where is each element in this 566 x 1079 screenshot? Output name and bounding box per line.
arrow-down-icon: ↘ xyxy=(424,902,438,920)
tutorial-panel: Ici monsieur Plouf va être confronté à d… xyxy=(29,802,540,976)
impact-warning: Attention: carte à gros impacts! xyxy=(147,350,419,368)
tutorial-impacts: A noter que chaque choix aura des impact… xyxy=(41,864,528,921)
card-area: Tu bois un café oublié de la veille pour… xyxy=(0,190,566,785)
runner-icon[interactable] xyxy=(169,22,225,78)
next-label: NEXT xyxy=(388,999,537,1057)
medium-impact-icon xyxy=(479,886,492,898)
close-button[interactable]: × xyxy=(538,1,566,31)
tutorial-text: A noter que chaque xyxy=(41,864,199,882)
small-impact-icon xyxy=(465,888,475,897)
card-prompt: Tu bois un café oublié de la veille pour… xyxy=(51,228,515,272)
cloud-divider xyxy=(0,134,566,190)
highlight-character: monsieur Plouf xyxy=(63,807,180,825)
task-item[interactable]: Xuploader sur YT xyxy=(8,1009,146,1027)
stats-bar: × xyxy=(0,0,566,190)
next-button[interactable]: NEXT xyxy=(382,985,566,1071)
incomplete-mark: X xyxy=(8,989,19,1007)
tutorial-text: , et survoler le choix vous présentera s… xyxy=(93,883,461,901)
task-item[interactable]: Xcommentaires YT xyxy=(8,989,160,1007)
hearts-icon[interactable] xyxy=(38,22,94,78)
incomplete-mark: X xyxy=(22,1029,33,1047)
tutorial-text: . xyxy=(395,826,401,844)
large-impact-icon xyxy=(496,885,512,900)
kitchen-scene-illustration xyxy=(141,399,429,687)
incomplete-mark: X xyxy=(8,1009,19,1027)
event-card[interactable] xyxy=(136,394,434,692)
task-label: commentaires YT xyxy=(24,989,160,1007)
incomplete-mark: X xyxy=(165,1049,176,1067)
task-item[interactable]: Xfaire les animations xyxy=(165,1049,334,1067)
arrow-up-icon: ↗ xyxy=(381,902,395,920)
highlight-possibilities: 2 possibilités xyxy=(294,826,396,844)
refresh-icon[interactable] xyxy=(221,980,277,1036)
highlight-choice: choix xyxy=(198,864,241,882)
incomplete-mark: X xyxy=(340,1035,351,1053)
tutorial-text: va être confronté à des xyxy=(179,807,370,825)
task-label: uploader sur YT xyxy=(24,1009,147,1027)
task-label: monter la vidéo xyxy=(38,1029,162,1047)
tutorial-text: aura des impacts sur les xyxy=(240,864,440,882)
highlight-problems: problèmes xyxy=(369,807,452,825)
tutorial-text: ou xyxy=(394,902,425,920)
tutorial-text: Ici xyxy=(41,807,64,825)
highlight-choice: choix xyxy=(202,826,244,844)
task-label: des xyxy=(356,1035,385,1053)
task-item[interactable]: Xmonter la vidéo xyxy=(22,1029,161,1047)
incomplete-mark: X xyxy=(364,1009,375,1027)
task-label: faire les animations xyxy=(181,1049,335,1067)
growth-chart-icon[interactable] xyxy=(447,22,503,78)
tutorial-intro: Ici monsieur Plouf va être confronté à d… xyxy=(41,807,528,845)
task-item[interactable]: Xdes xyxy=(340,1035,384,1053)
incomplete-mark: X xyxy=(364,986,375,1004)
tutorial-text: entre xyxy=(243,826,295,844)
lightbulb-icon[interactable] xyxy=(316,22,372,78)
--
What this task involves ▸ Rewrite the records above, changing every "tutorial-text" to "tutorial-line" and leaving everything else as it is.

The output ▸
where is each element in this 566 x 1079 screenshot? Output name and bounding box per line.
arrow-down-icon: ↘ xyxy=(424,902,438,920)
tutorial-panel: Ici monsieur Plouf va être confronté à d… xyxy=(29,802,540,976)
impact-warning: Attention: carte à gros impacts! xyxy=(147,350,419,368)
tutorial-impacts: A noter que chaque choix aura des impact… xyxy=(41,864,528,921)
card-area: Tu bois un café oublié de la veille pour… xyxy=(0,190,566,785)
runner-icon[interactable] xyxy=(169,22,225,78)
next-label: NEXT xyxy=(388,999,537,1057)
medium-impact-icon xyxy=(479,886,492,898)
close-button[interactable]: × xyxy=(538,1,566,31)
tutorial-line: A noter que chaque xyxy=(41,864,199,882)
small-impact-icon xyxy=(465,888,475,897)
card-prompt: Tu bois un café oublié de la veille pour… xyxy=(51,228,515,272)
cloud-divider xyxy=(0,134,566,190)
highlight-character: monsieur Plouf xyxy=(63,807,180,825)
task-item[interactable]: Xuploader sur YT xyxy=(8,1009,146,1027)
stats-bar: × xyxy=(0,0,566,190)
next-button[interactable]: NEXT xyxy=(382,985,566,1071)
incomplete-mark: X xyxy=(8,989,19,1007)
tutorial-line: , et survoler le choix vous présentera s… xyxy=(93,883,461,901)
task-item[interactable]: Xcommentaires YT xyxy=(8,989,160,1007)
hearts-icon[interactable] xyxy=(38,22,94,78)
incomplete-mark: X xyxy=(22,1029,33,1047)
tutorial-line: . xyxy=(395,826,401,844)
large-impact-icon xyxy=(496,885,512,900)
kitchen-scene-illustration xyxy=(141,399,429,687)
incomplete-mark: X xyxy=(8,1009,19,1027)
event-card[interactable] xyxy=(136,394,434,692)
task-label: commentaires YT xyxy=(24,989,160,1007)
incomplete-mark: X xyxy=(165,1049,176,1067)
task-item[interactable]: Xfaire les animations xyxy=(165,1049,334,1067)
arrow-up-icon: ↗ xyxy=(381,902,395,920)
highlight-possibilities: 2 possibilités xyxy=(294,826,396,844)
refresh-icon[interactable] xyxy=(221,980,277,1036)
highlight-choice: choix xyxy=(198,864,241,882)
incomplete-mark: X xyxy=(340,1035,351,1053)
tutorial-line: va être confronté à des xyxy=(179,807,370,825)
task-label: uploader sur YT xyxy=(24,1009,147,1027)
task-label: monter la vidéo xyxy=(38,1029,162,1047)
tutorial-line: aura des impacts sur les xyxy=(240,864,440,882)
highlight-problems: problèmes xyxy=(369,807,452,825)
tutorial-line: ou xyxy=(394,902,425,920)
tutorial-line: Ici xyxy=(41,807,64,825)
highlight-choice: choix xyxy=(202,826,244,844)
task-label: des xyxy=(356,1035,385,1053)
task-item[interactable]: Xmonter la vidéo xyxy=(22,1029,161,1047)
incomplete-mark: X xyxy=(364,1009,375,1027)
task-label: faire les animations xyxy=(181,1049,335,1067)
growth-chart-icon[interactable] xyxy=(447,22,503,78)
tutorial-intro: Ici monsieur Plouf va être confronté à d… xyxy=(41,807,528,845)
task-item[interactable]: Xdes xyxy=(340,1035,384,1053)
incomplete-mark: X xyxy=(364,986,375,1004)
tutorial-line: entre xyxy=(243,826,295,844)
lightbulb-icon[interactable] xyxy=(316,22,372,78)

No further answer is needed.